Some records
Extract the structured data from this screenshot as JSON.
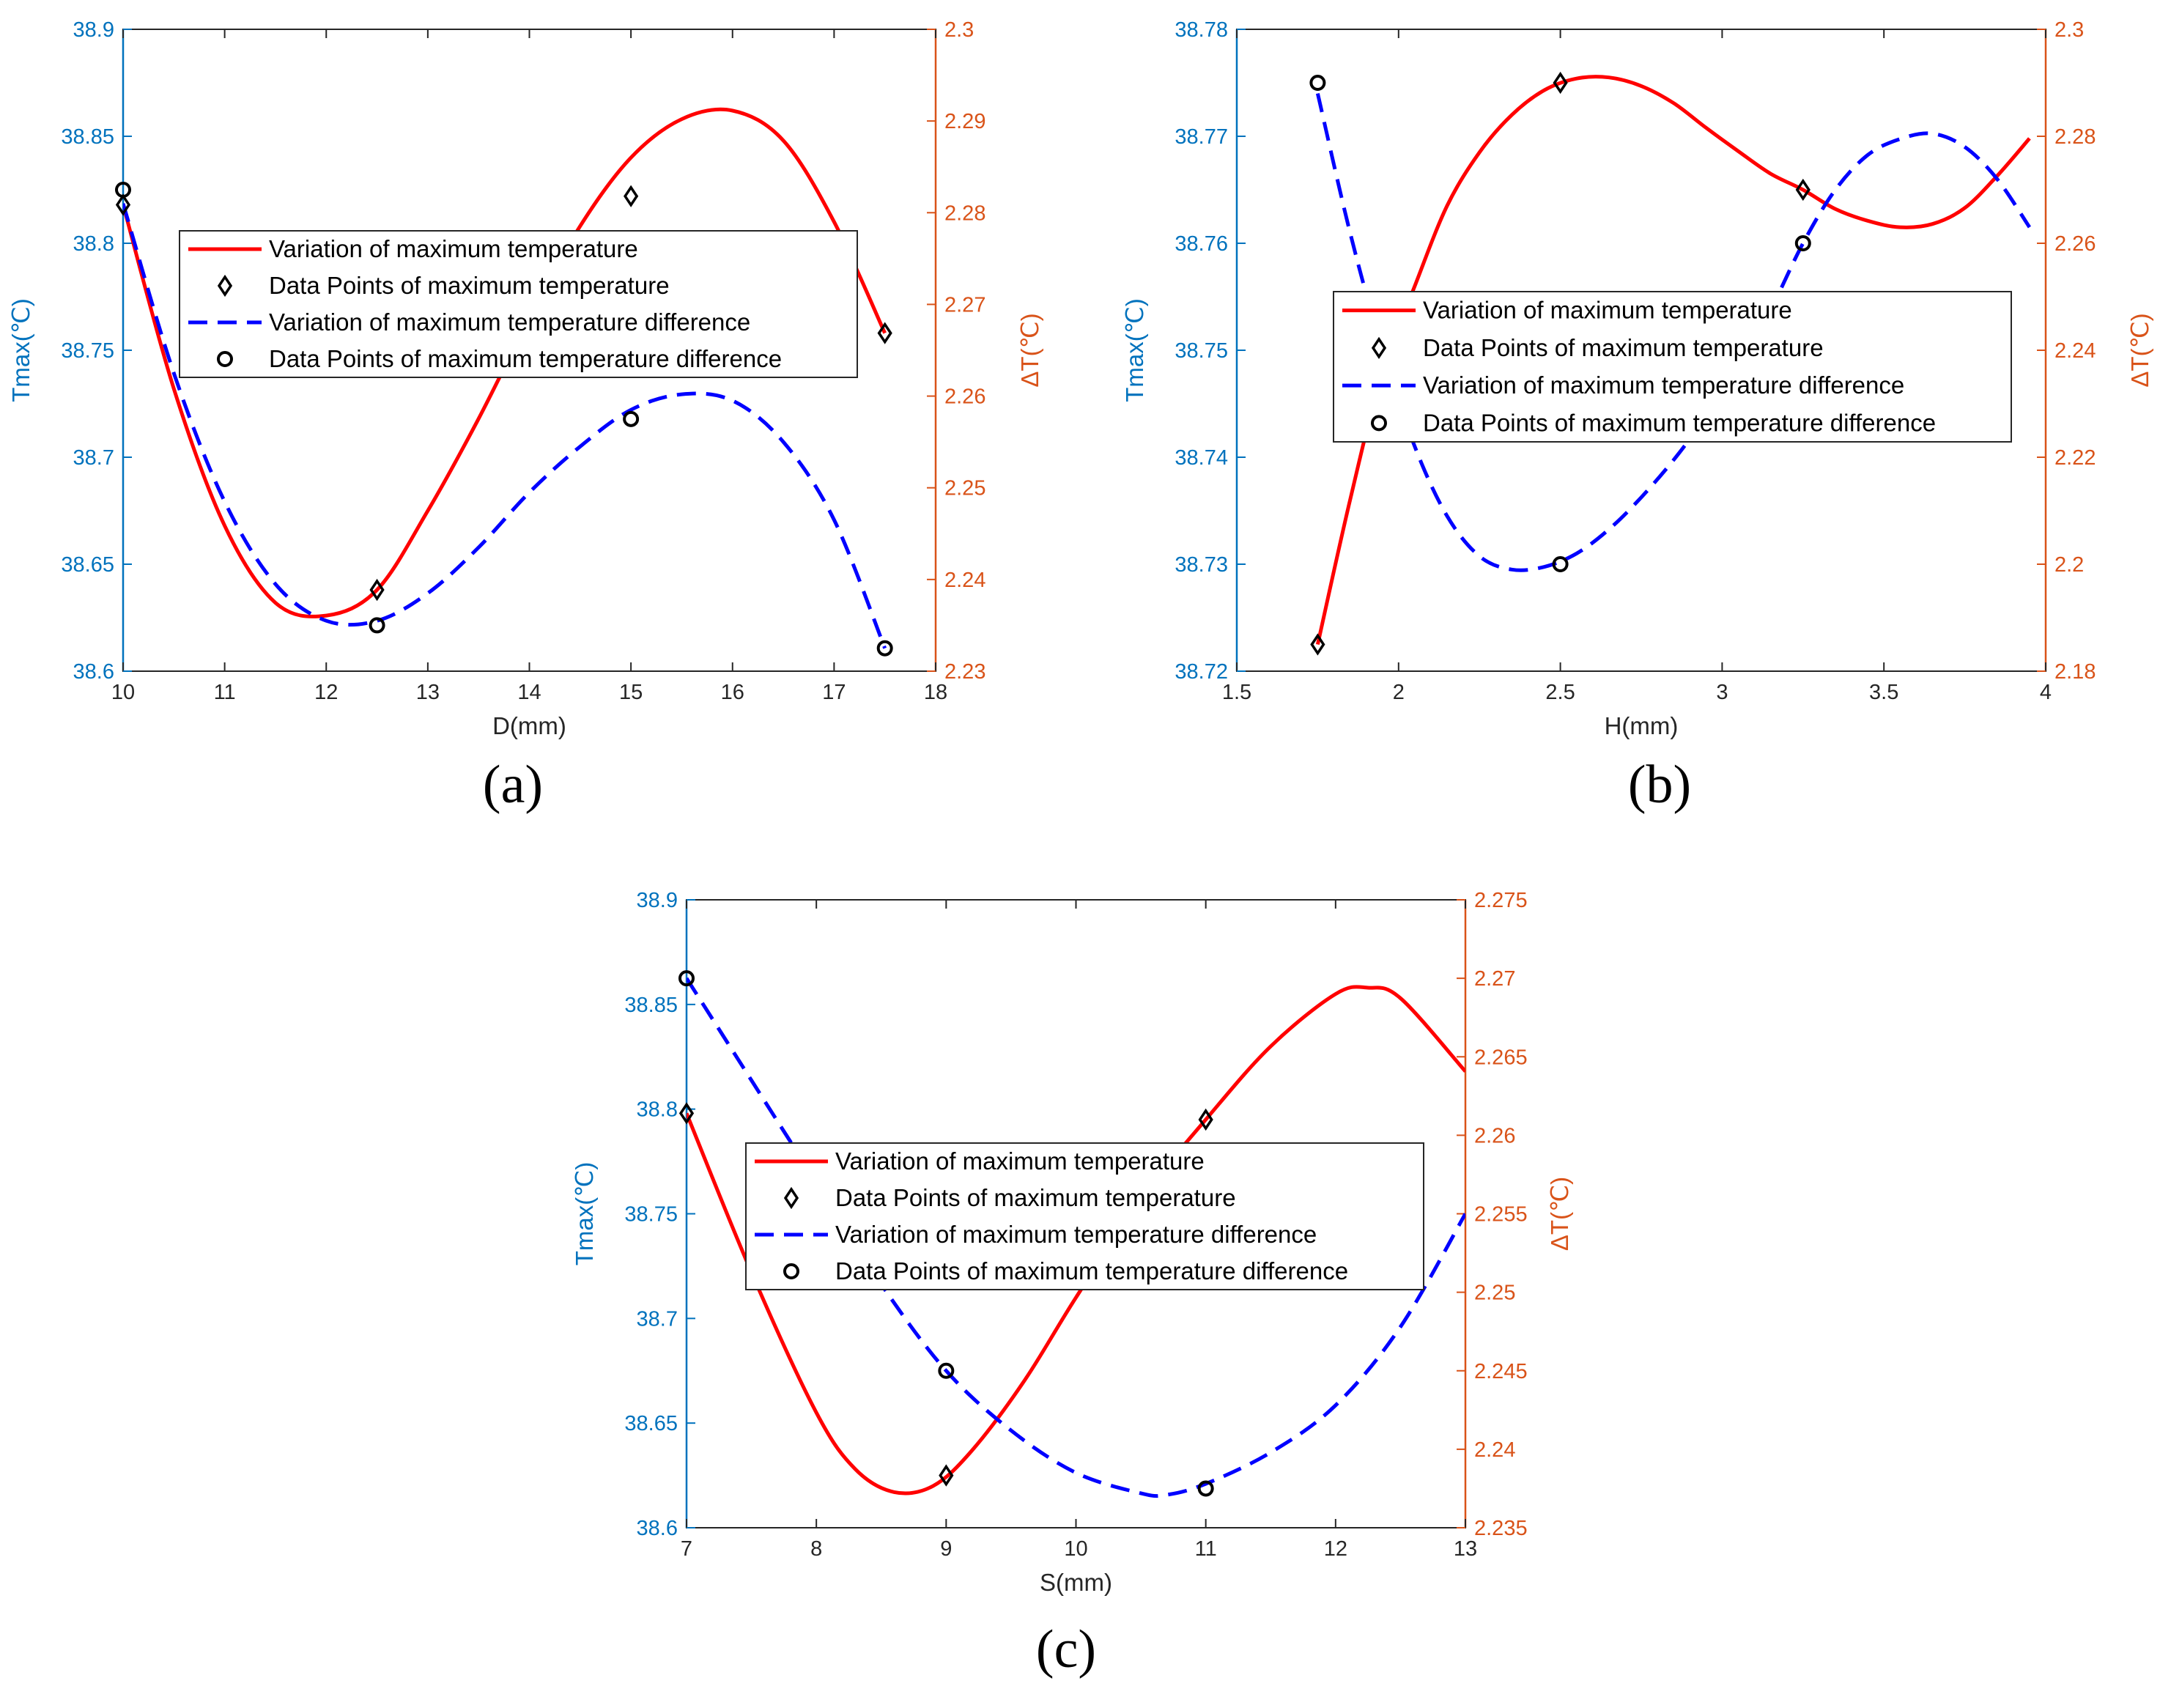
{
  "colors": {
    "left_axis": "#0072BD",
    "right_axis": "#D95319",
    "tmax_line": "#FF0000",
    "dt_line": "#0000FF",
    "axes": "#262626",
    "markers": "#000000"
  },
  "legend_labels": [
    "Variation of maximum temperature",
    "Data Points of maximum temperature",
    "Variation of maximum temperature difference",
    "Data Points of maximum temperature difference"
  ],
  "chart_data": [
    {
      "id": "a",
      "panel_label": "(a)",
      "type": "line",
      "xlabel": "D(mm)",
      "ylabel_left": "Tmax(℃)",
      "ylabel_right": "ΔT(℃)",
      "xlim": [
        10,
        18
      ],
      "ylim_left": [
        38.6,
        38.9
      ],
      "ylim_right": [
        2.23,
        2.3
      ],
      "x_ticks": [
        "10",
        "11",
        "12",
        "13",
        "14",
        "15",
        "16",
        "17",
        "18"
      ],
      "y_left_ticks": [
        "38.6",
        "38.65",
        "38.7",
        "38.75",
        "38.8",
        "38.85",
        "38.9"
      ],
      "y_right_ticks": [
        "2.23",
        "2.24",
        "2.25",
        "2.26",
        "2.27",
        "2.28",
        "2.29",
        "2.3"
      ],
      "tmax_points": {
        "x": [
          10,
          12.5,
          15,
          17.5
        ],
        "y": [
          38.818,
          38.638,
          38.822,
          38.758
        ]
      },
      "dt_points": {
        "x": [
          10,
          12.5,
          15,
          17.5
        ],
        "y": [
          2.2825,
          2.235,
          2.2575,
          2.2325
        ]
      },
      "tmax_curve": {
        "x": [
          10,
          10.5,
          11,
          11.5,
          12,
          12.5,
          13,
          13.5,
          14,
          14.5,
          15,
          15.5,
          16,
          16.5,
          17,
          17.5
        ],
        "y": [
          38.818,
          38.732,
          38.668,
          38.632,
          38.626,
          38.638,
          38.675,
          38.718,
          38.765,
          38.808,
          38.84,
          38.858,
          38.862,
          38.848,
          38.81,
          38.758
        ]
      },
      "dt_curve": {
        "x": [
          10,
          10.5,
          11,
          11.5,
          12,
          12.5,
          13,
          13.5,
          14,
          14.5,
          15,
          15.5,
          16,
          16.5,
          17,
          17.5
        ],
        "y": [
          2.281,
          2.2625,
          2.2485,
          2.2395,
          2.2355,
          2.2355,
          2.2385,
          2.2435,
          2.2495,
          2.2545,
          2.2585,
          2.2602,
          2.2595,
          2.255,
          2.2465,
          2.2325
        ]
      },
      "legend_position": "upper-middle"
    },
    {
      "id": "b",
      "panel_label": "(b)",
      "type": "line",
      "xlabel": "H(mm)",
      "ylabel_left": "Tmax(℃)",
      "ylabel_right": "ΔT(℃)",
      "xlim": [
        1.5,
        4
      ],
      "ylim_left": [
        38.72,
        38.78
      ],
      "ylim_right": [
        2.18,
        2.3
      ],
      "x_ticks": [
        "1.5",
        "2",
        "2.5",
        "3",
        "3.5",
        "4"
      ],
      "y_left_ticks": [
        "38.72",
        "38.73",
        "38.74",
        "38.75",
        "38.76",
        "38.77",
        "38.78"
      ],
      "y_right_ticks": [
        "2.18",
        "2.2",
        "2.22",
        "2.24",
        "2.26",
        "2.28",
        "2.3"
      ],
      "tmax_points": {
        "x": [
          1.75,
          2.5,
          3.25
        ],
        "y": [
          38.7225,
          38.775,
          38.765
        ]
      },
      "dt_points": {
        "x": [
          1.75,
          2.5,
          3.25
        ],
        "y": [
          2.29,
          2.2,
          2.26
        ]
      },
      "tmax_curve": {
        "x": [
          1.75,
          1.85,
          1.95,
          2.05,
          2.15,
          2.25,
          2.35,
          2.45,
          2.55,
          2.65,
          2.75,
          2.85,
          2.95,
          3.05,
          3.15,
          3.25,
          3.35,
          3.45,
          3.55,
          3.65,
          3.75,
          3.85,
          3.95
        ],
        "y": [
          38.7225,
          38.736,
          38.748,
          38.756,
          38.7635,
          38.7685,
          38.772,
          38.7743,
          38.7754,
          38.7755,
          38.7747,
          38.7731,
          38.7708,
          38.7686,
          38.7665,
          38.765,
          38.7632,
          38.7621,
          38.7615,
          38.7618,
          38.7633,
          38.7663,
          38.7698
        ]
      },
      "dt_curve": {
        "x": [
          1.75,
          1.85,
          1.95,
          2.05,
          2.15,
          2.25,
          2.35,
          2.45,
          2.55,
          2.65,
          2.75,
          2.85,
          2.95,
          3.05,
          3.15,
          3.25,
          3.35,
          3.45,
          3.55,
          3.65,
          3.75,
          3.85,
          3.95
        ],
        "y": [
          2.288,
          2.262,
          2.24,
          2.222,
          2.209,
          2.2015,
          2.199,
          2.1995,
          2.202,
          2.2065,
          2.2125,
          2.2195,
          2.2275,
          2.236,
          2.2475,
          2.26,
          2.27,
          2.2765,
          2.2795,
          2.2805,
          2.278,
          2.272,
          2.263
        ]
      },
      "legend_position": "middle-right"
    },
    {
      "id": "c",
      "panel_label": "(c)",
      "type": "line",
      "xlabel": "S(mm)",
      "ylabel_left": "Tmax(℃)",
      "ylabel_right": "ΔT(℃)",
      "xlim": [
        7,
        13
      ],
      "ylim_left": [
        38.6,
        38.9
      ],
      "ylim_right": [
        2.235,
        2.275
      ],
      "x_ticks": [
        "7",
        "8",
        "9",
        "10",
        "11",
        "12",
        "13"
      ],
      "y_left_ticks": [
        "38.6",
        "38.65",
        "38.7",
        "38.75",
        "38.8",
        "38.85",
        "38.9"
      ],
      "y_right_ticks": [
        "2.235",
        "2.24",
        "2.245",
        "2.25",
        "2.255",
        "2.26",
        "2.265",
        "2.27",
        "2.275"
      ],
      "tmax_points": {
        "x": [
          7,
          9,
          11
        ],
        "y": [
          38.798,
          38.625,
          38.795
        ]
      },
      "dt_points": {
        "x": [
          7,
          9,
          11
        ],
        "y": [
          2.27,
          2.245,
          2.2375
        ]
      },
      "tmax_curve": {
        "x": [
          7,
          7.5,
          8,
          8.3,
          8.6,
          8.9,
          9.2,
          9.6,
          10,
          10.5,
          11,
          11.5,
          12,
          12.25,
          12.5,
          13
        ],
        "y": [
          38.798,
          38.722,
          38.655,
          38.628,
          38.617,
          38.62,
          38.637,
          38.67,
          38.71,
          38.757,
          38.795,
          38.83,
          38.855,
          38.858,
          38.853,
          38.818
        ]
      },
      "dt_curve": {
        "x": [
          7,
          7.5,
          8,
          8.5,
          9,
          9.5,
          10,
          10.5,
          10.7,
          11,
          11.5,
          12,
          12.5,
          13
        ],
        "y": [
          2.27,
          2.2635,
          2.257,
          2.2505,
          2.245,
          2.2412,
          2.2385,
          2.2372,
          2.2371,
          2.2378,
          2.2398,
          2.2428,
          2.2478,
          2.255
        ]
      },
      "legend_position": "middle"
    }
  ]
}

Exercise description:
Check each line of the records for the word "maximum" and extract those that contain it.

Result of this task:
    "Variation of maximum temperature",
    "Data Points of maximum temperature",
    "Variation of maximum temperature difference",
    "Data Points of maximum temperature difference"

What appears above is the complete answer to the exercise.